## Exercise brief
Check each line of the listing for the word "Freitag" and report how many lines contain it, giving nothing but the number.

[Data records]
——————
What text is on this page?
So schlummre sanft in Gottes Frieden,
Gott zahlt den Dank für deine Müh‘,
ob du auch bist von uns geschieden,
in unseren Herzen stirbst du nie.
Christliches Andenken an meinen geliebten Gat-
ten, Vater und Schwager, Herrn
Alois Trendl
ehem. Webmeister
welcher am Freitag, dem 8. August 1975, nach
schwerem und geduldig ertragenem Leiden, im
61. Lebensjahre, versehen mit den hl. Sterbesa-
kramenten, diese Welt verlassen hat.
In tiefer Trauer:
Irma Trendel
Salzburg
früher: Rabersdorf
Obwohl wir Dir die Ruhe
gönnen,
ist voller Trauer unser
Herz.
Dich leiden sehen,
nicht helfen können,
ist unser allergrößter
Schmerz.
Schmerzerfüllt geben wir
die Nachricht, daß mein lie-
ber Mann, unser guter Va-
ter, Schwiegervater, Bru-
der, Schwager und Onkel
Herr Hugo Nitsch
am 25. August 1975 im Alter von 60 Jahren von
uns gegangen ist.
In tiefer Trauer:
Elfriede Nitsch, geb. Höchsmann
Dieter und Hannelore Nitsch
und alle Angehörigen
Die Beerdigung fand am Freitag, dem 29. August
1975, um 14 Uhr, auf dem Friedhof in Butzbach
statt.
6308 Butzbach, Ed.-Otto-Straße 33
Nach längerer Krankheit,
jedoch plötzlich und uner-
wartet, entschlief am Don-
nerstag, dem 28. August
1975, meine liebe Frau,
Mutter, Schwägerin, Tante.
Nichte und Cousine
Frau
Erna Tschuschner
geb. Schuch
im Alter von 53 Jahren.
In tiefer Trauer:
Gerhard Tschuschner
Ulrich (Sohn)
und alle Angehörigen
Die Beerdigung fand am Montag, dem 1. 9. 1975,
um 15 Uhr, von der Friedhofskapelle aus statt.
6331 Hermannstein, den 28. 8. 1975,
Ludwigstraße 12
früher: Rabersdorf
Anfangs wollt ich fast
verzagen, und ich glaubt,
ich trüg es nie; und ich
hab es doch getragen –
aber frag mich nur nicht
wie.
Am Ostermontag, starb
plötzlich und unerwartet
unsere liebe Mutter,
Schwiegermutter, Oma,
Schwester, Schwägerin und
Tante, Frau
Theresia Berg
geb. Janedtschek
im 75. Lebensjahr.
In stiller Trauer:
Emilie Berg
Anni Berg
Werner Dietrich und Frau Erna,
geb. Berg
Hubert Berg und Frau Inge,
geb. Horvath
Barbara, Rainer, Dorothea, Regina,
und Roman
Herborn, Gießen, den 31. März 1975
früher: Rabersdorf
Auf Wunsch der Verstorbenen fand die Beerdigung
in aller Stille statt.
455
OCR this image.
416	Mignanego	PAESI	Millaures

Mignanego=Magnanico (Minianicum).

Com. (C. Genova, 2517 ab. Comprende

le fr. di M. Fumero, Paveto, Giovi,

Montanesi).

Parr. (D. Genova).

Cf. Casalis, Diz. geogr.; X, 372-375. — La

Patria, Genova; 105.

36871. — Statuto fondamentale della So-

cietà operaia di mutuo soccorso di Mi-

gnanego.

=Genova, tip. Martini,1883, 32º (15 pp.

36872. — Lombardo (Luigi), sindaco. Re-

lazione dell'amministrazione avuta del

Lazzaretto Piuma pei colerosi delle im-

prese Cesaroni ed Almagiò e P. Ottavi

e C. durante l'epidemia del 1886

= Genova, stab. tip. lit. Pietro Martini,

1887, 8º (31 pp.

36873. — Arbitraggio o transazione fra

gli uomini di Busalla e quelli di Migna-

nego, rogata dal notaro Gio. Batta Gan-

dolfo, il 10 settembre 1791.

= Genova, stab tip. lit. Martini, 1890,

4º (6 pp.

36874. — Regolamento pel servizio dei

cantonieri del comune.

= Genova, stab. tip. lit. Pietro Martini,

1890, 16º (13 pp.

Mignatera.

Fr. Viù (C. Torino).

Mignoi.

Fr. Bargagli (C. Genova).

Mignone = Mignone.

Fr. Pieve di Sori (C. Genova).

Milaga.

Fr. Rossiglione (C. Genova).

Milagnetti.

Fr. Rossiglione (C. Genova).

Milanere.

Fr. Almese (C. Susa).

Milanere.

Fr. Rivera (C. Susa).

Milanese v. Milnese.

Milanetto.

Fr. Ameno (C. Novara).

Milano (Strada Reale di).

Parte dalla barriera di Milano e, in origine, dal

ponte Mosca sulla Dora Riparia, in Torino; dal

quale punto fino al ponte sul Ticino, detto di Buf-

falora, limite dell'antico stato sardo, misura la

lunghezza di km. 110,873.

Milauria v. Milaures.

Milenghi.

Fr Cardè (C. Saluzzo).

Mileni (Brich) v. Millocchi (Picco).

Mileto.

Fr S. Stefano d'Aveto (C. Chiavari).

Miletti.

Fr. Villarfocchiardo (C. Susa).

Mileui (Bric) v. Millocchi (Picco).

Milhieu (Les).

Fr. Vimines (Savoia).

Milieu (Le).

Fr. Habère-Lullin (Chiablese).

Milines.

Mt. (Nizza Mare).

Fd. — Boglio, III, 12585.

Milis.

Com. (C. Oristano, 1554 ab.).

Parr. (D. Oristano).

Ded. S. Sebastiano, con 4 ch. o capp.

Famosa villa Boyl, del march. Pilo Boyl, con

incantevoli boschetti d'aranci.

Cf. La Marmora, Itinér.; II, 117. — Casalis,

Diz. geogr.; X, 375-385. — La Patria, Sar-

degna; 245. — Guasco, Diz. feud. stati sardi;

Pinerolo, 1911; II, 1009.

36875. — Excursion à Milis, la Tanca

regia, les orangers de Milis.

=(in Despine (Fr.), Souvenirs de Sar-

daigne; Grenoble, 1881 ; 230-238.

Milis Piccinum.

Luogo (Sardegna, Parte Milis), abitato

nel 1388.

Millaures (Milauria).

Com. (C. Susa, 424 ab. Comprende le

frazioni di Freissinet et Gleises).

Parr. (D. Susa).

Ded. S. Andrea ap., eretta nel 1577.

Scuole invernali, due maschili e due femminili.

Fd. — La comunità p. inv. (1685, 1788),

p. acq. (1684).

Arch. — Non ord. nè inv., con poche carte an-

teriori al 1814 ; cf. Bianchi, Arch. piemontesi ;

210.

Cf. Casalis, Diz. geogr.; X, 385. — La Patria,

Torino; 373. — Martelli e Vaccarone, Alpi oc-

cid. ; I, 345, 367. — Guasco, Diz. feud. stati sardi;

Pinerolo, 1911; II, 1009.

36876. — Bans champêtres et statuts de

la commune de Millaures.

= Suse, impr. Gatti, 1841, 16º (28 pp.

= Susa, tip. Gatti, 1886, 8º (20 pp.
——————
## Response to this exercise
2